DUE: Wednesday, October 11, 2006

Compiling Arithmetic Expressions

Overview: Your assignment for this project is to write a simple compiler from infix arithmetic expressions to an imaginary assembly language. Assembly language is "a human-readable notation for the machine language used to control a specific computer architecture" [wikipedia]. The imaginary assembly language instructions you will be generating here have the form:

add a b ==> c
mul b 3 ==> d

There are four assembly instructions, corresponding to the basic arithmetic operations: mul, div, add, sub.

Your final program should read an expression from standard input (keyboard) and print to standard output the compiled result: (the underlined portion represents the user's input)

Enter an expression: a + b - 56 * 34 / b3_3f add a b ==> var000 mul 56 34 ==> var001 div var001 b3_3f ==> var002 sub var000 var002 ==> var003

As you can see, the compiler breaks the infix arithmetic expression into single arithmetic steps, storing the results in newly generated variable names as it goes. I will provide you a simple function to generate the variable names.

(BRIEF) Continue the assignment on compiling arithmetic expressions, starting right after its last sentence.

(DATA BLOCK)
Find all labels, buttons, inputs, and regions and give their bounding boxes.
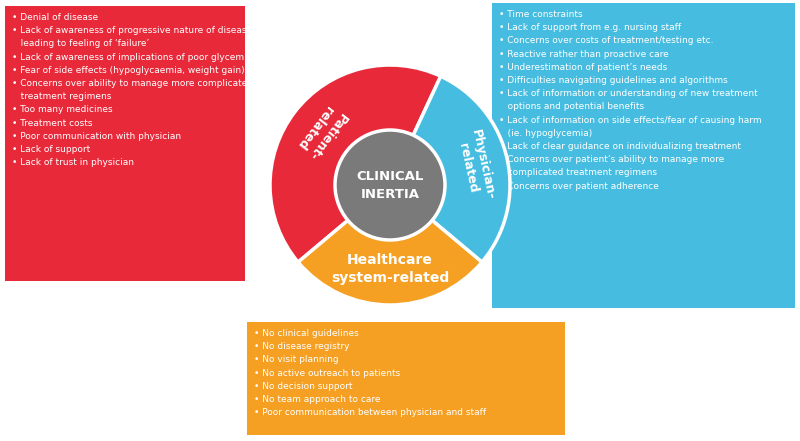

(TASK OUTPUT)
Algorithm

(This problem taken from Objects, Abstraction, Data Structures, and Design using Java by Koffman and Wolfgang).

Assume that the tokens (operators and operands) in the input string are separated by spaces. You will use two stacks in this algorithm. Your program should read in each token and process it as follows:

If the character is neither an operand nor an operator, display a helpful error message and terminate the program. If it is an operand, push it onto the operand stack. If it is an operator, compare its precedence to that of the operator on top of the operator stack. If the current operator has higher precedence than the one on top of the stack (or if the stack is empty), it should be pushed onto the operator stack. As long as the current operator has the same or lower precedence to the one on top of the operator stack, the operator on top of the operator stack must be evaluated next. This is done by popping that operator off the operator stack along with a pair of operands from the operand stack and writing a new line in the output table. The variable selected to hold the result should then be pushed onto the operand stack. Continue this process until the top of the operator stack has lower precedence than the current operator, or until the stack is empty. At this point, push the current operator onto the top of the stack and examine the next token in the input.

When the end of the input is reached, pop any remaining operator along with its operand pair and output a line. Remember to push the result variable onto the operand stack after each line of output is generated.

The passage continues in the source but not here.